_Exercise aim_:
Please give the listing again, word for word, with nothing left out.

_Task input_:
::::::

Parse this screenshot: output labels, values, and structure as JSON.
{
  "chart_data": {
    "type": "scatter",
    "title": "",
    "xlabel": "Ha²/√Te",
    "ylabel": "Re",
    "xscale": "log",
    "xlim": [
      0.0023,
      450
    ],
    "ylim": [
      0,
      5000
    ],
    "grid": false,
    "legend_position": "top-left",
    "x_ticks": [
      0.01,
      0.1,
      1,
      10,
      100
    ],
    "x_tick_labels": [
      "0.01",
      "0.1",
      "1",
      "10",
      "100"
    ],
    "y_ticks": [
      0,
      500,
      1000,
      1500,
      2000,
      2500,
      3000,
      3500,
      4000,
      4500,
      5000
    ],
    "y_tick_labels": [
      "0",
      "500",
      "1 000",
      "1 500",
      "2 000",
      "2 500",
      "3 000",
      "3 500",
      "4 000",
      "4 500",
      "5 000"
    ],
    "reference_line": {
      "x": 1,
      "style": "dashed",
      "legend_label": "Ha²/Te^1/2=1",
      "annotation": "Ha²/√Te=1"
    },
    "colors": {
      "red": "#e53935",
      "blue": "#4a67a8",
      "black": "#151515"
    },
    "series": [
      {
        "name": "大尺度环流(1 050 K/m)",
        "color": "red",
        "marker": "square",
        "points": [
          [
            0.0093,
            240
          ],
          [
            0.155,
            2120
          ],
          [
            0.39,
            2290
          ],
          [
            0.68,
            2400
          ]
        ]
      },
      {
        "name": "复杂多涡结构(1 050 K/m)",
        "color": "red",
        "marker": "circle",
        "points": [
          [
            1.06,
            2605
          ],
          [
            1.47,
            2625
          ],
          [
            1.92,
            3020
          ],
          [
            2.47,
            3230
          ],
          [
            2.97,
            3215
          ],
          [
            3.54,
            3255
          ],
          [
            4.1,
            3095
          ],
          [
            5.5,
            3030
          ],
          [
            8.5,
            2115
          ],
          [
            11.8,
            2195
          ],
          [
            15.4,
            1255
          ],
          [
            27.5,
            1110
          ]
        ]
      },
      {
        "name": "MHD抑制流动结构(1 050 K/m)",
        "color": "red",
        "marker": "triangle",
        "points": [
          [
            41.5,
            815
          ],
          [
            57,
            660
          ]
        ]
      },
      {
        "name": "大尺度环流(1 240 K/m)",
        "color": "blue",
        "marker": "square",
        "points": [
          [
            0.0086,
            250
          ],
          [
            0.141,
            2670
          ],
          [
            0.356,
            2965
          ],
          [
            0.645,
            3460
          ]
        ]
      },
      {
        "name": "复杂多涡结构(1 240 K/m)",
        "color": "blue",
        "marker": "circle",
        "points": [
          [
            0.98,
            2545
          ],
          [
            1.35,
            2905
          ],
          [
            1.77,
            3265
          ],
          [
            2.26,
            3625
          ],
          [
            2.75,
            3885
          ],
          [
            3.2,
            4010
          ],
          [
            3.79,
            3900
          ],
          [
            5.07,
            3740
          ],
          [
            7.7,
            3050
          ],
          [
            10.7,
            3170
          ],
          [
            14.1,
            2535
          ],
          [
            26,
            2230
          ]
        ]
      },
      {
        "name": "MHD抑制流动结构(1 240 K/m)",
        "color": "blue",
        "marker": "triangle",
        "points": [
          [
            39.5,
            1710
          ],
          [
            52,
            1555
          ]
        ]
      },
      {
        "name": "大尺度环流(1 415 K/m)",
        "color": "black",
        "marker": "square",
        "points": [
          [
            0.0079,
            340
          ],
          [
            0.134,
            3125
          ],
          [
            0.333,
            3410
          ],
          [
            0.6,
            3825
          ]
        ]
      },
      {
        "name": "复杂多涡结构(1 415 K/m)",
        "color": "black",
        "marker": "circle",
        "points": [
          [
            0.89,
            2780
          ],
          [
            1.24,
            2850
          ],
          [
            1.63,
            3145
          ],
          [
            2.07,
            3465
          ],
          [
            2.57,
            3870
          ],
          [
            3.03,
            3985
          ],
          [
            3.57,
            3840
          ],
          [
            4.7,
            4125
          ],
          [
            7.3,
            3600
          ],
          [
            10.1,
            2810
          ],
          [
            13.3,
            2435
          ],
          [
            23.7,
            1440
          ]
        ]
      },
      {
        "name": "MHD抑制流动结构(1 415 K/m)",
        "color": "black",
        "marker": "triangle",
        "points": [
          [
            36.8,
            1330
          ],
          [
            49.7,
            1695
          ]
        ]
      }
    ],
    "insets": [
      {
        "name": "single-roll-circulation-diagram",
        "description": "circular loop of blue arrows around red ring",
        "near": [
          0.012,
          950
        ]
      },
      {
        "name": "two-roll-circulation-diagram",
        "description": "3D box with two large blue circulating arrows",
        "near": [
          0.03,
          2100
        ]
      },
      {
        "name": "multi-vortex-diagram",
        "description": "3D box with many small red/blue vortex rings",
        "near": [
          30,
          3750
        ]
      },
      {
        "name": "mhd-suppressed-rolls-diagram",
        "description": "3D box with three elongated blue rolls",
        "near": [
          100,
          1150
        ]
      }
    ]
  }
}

::::::

_Result for this exercise_:
Parse this screenshot: output labels, values, and structure as JSON.
{
  "chart_data": {
    "type": "scatter",
    "title": "",
    "xlabel": "Ha²/√Te",
    "ylabel": "Re",
    "xscale": "log",
    "xlim": [
      0.0023,
      450
    ],
    "ylim": [
      0,
      5000
    ],
    "grid": false,
    "legend_position": "top-left",
    "x_ticks": [
      0.01,
      0.1,
      1,
      10,
      100
    ],
    "x_tick_labels": [
      "0.01",
      "0.1",
      "1",
      "10",
      "100"
    ],
    "y_ticks": [
      0,
      500,
      1000,
      1500,
      2000,
      2500,
      3000,
      3500,
      4000,
      4500,
      5000
    ],
    "y_tick_labels": [
      "0",
      "500",
      "1 000",
      "1 500",
      "2 000",
      "2 500",
      "3 000",
      "3 500",
      "4 000",
      "4 500",
      "5 000"
    ],
    "reference_line": {
      "x": 1,
      "style": "dashed",
      "legend_label": "Ha²/Te^1/2=1",
      "annotation": "Ha²/√Te=1"
    },
    "colors": {
      "red": "#e53935",
      "blue": "#4a67a8",
      "black": "#151515"
    },
    "series": [
      {
        "name": "大尺度环流(1 050 K/m)",
        "color": "red",
        "marker": "square",
        "points": [
          [
            0.0093,
            240
          ],
          [
            0.155,
            2120
          ],
          [
            0.39,
            2290
          ],
          [
            0.68,
            2400
          ]
        ]
      },
      {
        "name": "复杂多涡结构(1 050 K/m)",
        "color": "red",
        "marker": "circle",
        "points": [
          [
            1.06,
            2605
          ],
          [
            1.47,
            2625
          ],
          [
            1.92,
            3020
          ],
          [
            2.47,
            3230
          ],
          [
            2.97,
            3215
          ],
          [
            3.54,
            3255
          ],
          [
            4.1,
            3095
          ],
          [
            5.5,
            3030
          ],
          [
            8.5,
            2115
          ],
          [
            11.8,
            2195
          ],
          [
            15.4,
            1255
          ],
          [
            27.5,
            1110
          ]
        ]
      },
      {
        "name": "MHD抑制流动结构(1 050 K/m)",
        "color": "red",
        "marker": "triangle",
        "points": [
          [
            41.5,
            815
          ],
          [
            57,
            660
          ]
        ]
      },
      {
        "name": "大尺度环流(1 240 K/m)",
        "color": "blue",
        "marker": "square",
        "points": [
          [
            0.0086,
            250
          ],
          [
            0.141,
            2670
          ],
          [
            0.356,
            2965
          ],
          [
            0.645,
            3460
          ]
        ]
      },
      {
        "name": "复杂多涡结构(1 240 K/m)",
        "color": "blue",
        "marker": "circle",
        "points": [
          [
            0.98,
            2545
          ],
          [
            1.35,
            2905
          ],
          [
            1.77,
            3265
          ],
          [
            2.26,
            3625
          ],
          [
            2.75,
            3885
          ],
          [
            3.2,
            4010
          ],
          [
            3.79,
            3900
          ],
          [
            5.07,
            3740
          ],
          [
            7.7,
            3050
          ],
          [
            10.7,
            3170
          ],
          [
            14.1,
            2535
          ],
          [
            26,
            2230
          ]
        ]
      },
      {
        "name": "MHD抑制流动结构(1 240 K/m)",
        "color": "blue",
        "marker": "triangle",
        "points": [
          [
            39.5,
            1710
          ],
          [
            52,
            1555
          ]
        ]
      },
      {
        "name": "大尺度环流(1 415 K/m)",
        "color": "black",
        "marker": "square",
        "points": [
          [
            0.0079,
            340
          ],
          [
            0.134,
            3125
          ],
          [
            0.333,
            3410
          ],
          [
            0.6,
            3825
          ]
        ]
      },
      {
        "name": "复杂多涡结构(1 415 K/m)",
        "color": "black",
        "marker": "circle",
        "points": [
          [
            0.89,
            2780
          ],
          [
            1.24,
            2850
          ],
          [
            1.63,
            3145
          ],
          [
            2.07,
            3465
          ],
          [
            2.57,
            3870
          ],
          [
            3.03,
            3985
          ],
          [
            3.57,
            3840
          ],
          [
            4.7,
            4125
          ],
          [
            7.3,
            3600
          ],
          [
            10.1,
            2810
          ],
          [
            13.3,
            2435
          ],
          [
            23.7,
            1440
          ]
        ]
      },
      {
        "name": "MHD抑制流动结构(1 415 K/m)",
        "color": "black",
        "marker": "triangle",
        "points": [
          [
            36.8,
            1330
          ],
          [
            49.7,
            1695
          ]
        ]
      }
    ],
    "insets": [
      {
        "name": "single-roll-circulation-diagram",
        "description": "circular loop of blue arrows around red ring",
        "near": [
          0.012,
          950
        ]
      },
      {
        "name": "two-roll-circulation-diagram",
        "description": "3D box with two large blue circulating arrows",
        "near": [
          0.03,
          2100
        ]
      },
      {
        "name": "multi-vortex-diagram",
        "description": "3D box with many small red/blue vortex rings",
        "near": [
          30,
          3750
        ]
      },
      {
        "name": "mhd-suppressed-rolls-diagram",
        "description": "3D box with three elongated blue rolls",
        "near": [
          100,
          1150
        ]
      }
    ]
  }
}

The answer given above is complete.